#### Stated exercise:
Render every entry exactly as it appears.

[Records about charts and figures]
════════
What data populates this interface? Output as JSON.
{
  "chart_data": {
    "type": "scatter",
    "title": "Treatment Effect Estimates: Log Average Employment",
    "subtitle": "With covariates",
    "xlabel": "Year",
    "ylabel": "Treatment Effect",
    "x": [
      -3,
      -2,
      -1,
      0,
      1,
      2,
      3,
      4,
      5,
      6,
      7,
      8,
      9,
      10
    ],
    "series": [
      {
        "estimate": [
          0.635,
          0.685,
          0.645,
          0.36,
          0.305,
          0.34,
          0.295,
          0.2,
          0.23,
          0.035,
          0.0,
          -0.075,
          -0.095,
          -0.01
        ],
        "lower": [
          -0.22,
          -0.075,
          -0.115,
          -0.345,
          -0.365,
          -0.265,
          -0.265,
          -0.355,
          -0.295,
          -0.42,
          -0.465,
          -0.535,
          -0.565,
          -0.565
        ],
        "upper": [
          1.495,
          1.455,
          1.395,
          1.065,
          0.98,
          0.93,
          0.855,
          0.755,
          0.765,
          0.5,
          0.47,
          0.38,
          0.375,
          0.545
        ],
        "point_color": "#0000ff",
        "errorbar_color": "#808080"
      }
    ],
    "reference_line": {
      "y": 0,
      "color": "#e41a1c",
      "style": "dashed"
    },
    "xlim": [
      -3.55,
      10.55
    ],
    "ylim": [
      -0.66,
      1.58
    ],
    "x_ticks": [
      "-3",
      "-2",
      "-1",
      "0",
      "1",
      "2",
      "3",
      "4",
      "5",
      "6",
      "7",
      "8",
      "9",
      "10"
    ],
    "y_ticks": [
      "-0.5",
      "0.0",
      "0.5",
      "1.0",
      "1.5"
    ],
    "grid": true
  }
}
════════
#### Response to the exercise:
What data populates this interface? Output as JSON.
{
  "chart_data": {
    "type": "scatter",
    "title": "Treatment Effect Estimates: Log Average Employment",
    "subtitle": "With covariates",
    "xlabel": "Year",
    "ylabel": "Treatment Effect",
    "x": [
      -3,
      -2,
      -1,
      0,
      1,
      2,
      3,
      4,
      5,
      6,
      7,
      8,
      9,
      10
    ],
    "series": [
      {
        "estimate": [
          0.635,
          0.685,
          0.645,
          0.36,
          0.305,
          0.34,
          0.295,
          0.2,
          0.23,
          0.035,
          0.0,
          -0.075,
          -0.095,
          -0.01
        ],
        "lower": [
          -0.22,
          -0.075,
          -0.115,
          -0.345,
          -0.365,
          -0.265,
          -0.265,
          -0.355,
          -0.295,
          -0.42,
          -0.465,
          -0.535,
          -0.565,
          -0.565
        ],
        "upper": [
          1.495,
          1.455,
          1.395,
          1.065,
          0.98,
          0.93,
          0.855,
          0.755,
          0.765,
          0.5,
          0.47,
          0.38,
          0.375,
          0.545
        ],
        "point_color": "#0000ff",
        "errorbar_color": "#808080"
      }
    ],
    "reference_line": {
      "y": 0,
      "color": "#e41a1c",
      "style": "dashed"
    },
    "xlim": [
      -3.55,
      10.55
    ],
    "ylim": [
      -0.66,
      1.58
    ],
    "x_ticks": [
      "-3",
      "-2",
      "-1",
      "0",
      "1",
      "2",
      "3",
      "4",
      "5",
      "6",
      "7",
      "8",
      "9",
      "10"
    ],
    "y_ticks": [
      "-0.5",
      "0.0",
      "0.5",
      "1.0",
      "1.5"
    ],
    "grid": true
  }
}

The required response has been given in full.